Friday, February 25, 2011

Another helping of Oatmeal -- Smells like potential

Ory Okolloh is a Kenyan activist, lawyer, and blogger and a Nobel Peace Prize nominee.
What strikes me most about this remarkable lady is the gleam in her eyes.  You can't fake a sparkle like that -- Look at that optimism and energy!  So her story is another bowl of "oatmeal" for me, a story of triumph, of tenacity.

You don't get initials after your name by osmosis.  And I've never met anyone whose great thought became a reality on accident.  She is an innovator, an entrepreneur, a standard-setter and she has used the gift of advanced education to make a tool that is useful and adaptable.  I'm excited to watch her professional life unfold in the next decade because when I hold up the "bowl of oatmeal-for-my-soul this morning," all I smell is potential. 
In 2006 she co-founded the parliamentary watchdog site Mzalendo (Swahili: "Patriot"). The aim of the website is to increase government transparency and accountability by systematically recording bills, speeches, standing orders.  The beauty about her leaks is that they seem to be empowering people, without leading to anarchy or more violence.

========

## [Actions to take]
a) According to the blog post about Ory Okolloh, what does the Swahili name of the website she co-founded mean?
b) Continue the blog post about Ory Okolloh from the point where it stops.

Extracted data entries:
========

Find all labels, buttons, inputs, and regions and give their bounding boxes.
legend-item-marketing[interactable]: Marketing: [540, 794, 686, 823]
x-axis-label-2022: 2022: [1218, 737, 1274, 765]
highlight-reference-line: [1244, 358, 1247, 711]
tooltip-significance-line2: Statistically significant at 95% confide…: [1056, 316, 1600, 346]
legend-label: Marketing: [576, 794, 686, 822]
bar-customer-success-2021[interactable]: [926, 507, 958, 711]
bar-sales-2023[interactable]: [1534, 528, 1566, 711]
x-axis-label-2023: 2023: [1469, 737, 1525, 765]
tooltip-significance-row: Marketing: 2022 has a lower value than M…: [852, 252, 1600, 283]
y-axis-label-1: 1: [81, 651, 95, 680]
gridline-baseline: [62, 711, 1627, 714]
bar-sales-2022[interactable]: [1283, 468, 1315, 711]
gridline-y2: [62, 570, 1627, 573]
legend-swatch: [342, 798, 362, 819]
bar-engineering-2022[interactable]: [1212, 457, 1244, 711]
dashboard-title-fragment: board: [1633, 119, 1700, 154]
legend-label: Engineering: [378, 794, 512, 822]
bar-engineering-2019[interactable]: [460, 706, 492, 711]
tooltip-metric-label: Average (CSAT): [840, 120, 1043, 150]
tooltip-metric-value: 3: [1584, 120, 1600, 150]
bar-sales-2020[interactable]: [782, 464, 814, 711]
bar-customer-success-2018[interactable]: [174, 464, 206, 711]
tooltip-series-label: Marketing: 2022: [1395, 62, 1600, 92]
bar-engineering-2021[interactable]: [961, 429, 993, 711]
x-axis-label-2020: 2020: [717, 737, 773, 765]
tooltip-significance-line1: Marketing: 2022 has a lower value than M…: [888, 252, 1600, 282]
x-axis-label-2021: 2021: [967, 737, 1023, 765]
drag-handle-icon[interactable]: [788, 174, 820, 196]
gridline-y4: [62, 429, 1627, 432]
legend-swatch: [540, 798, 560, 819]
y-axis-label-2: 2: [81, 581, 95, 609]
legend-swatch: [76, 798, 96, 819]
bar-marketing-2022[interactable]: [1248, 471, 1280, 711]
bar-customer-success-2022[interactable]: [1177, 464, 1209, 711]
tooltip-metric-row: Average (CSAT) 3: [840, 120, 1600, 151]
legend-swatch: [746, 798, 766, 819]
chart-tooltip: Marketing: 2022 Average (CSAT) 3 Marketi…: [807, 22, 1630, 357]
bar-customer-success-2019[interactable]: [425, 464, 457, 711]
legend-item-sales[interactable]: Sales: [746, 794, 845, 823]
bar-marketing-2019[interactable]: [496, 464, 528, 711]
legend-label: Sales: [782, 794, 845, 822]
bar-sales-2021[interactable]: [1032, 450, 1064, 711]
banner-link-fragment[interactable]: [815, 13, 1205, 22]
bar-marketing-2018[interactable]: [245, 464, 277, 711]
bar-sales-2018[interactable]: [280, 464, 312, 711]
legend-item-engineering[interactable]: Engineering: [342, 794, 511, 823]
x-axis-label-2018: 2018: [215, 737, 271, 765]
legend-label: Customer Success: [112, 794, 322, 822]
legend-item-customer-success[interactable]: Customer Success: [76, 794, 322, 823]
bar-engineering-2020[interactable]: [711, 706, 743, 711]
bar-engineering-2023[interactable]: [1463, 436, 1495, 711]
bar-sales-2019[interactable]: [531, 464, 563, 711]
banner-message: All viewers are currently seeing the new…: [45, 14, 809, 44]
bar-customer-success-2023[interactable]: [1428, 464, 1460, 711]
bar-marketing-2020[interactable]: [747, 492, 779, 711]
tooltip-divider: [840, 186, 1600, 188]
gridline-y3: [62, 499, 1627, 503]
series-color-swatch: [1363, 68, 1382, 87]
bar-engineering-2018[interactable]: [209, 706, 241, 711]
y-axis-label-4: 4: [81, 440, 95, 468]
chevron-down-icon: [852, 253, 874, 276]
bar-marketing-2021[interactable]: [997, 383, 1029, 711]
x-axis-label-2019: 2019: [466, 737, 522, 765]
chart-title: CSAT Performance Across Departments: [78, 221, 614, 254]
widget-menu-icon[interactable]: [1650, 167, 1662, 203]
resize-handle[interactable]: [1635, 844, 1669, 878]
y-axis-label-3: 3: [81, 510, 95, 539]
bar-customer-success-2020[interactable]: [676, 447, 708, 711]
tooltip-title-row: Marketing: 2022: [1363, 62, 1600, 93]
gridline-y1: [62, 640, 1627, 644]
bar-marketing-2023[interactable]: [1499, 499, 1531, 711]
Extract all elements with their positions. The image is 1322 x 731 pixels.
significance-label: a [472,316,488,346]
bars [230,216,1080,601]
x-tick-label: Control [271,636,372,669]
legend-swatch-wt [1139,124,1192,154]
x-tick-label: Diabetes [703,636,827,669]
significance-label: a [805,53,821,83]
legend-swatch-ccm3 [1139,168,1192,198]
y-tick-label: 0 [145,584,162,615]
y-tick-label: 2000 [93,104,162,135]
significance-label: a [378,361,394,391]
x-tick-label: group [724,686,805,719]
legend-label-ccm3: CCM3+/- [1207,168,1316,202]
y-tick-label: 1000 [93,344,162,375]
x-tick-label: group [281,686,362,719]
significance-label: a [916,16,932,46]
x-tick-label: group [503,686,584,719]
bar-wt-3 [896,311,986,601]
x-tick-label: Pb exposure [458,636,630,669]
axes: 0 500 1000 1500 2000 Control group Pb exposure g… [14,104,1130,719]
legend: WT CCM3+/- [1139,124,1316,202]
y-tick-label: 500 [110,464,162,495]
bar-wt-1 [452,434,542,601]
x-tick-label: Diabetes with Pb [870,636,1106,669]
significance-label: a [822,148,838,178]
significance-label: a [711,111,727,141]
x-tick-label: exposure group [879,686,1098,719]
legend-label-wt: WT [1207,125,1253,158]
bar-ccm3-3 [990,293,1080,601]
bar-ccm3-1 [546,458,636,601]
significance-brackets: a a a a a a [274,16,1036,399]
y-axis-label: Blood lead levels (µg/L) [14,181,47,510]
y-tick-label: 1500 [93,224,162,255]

========

## [Expected responses]
a) "Patriot"

b)
When Kenya was engulfed in violence following disputed presidential election in 2007, Okolloh helped create another website, Ushahidi (Swahili: "Witness") which collects and records eyewitness reports of violence using text messages and Google maps. The technology has since been adapted for other purposes (including monitoring elections and tracking pharmaceutical availability) and used in a number of other countries. Okolloh also has a personal blog, Kenyan Pundit, which was featured on Global Voices Online.[4] She also works as a legal consultant for NGOs and has worked at Covington and Burling, the Kenya National Commission on Human Rights, and the World Bank in the past.[5][6]

Do you think her kindergarten teacher saw amazing potential?  Do you think the neighbors took extra time to encourage her?  Makes me think about the potential in each child.  I doubt that someone thought "hmmm, that young girl will grow up with a desire to change the world and be a Nobel Peace Prize Nominee."  A child of modest upbringing, Okolloh's  parents sent her to a private elementary school that they could "barely afford, "which "set the foundation for what ended up being my career."[8] Sadly, like many children from Africa, her father also died of AIDS. She went on to earn an undergraduate degree in Political Science from the University of Pittsburgh and graduated from Harvard Law School in 2005 and now lives in Johannesburg, South Africa.  And oh yeah...during in her "free time" she is raising two children, probably her most important work.  


So off I go to do glamorous things like wash the dishes and shovel my walkway...againBut after another helping of "oatmal-for-my-soul" I feel warm and full.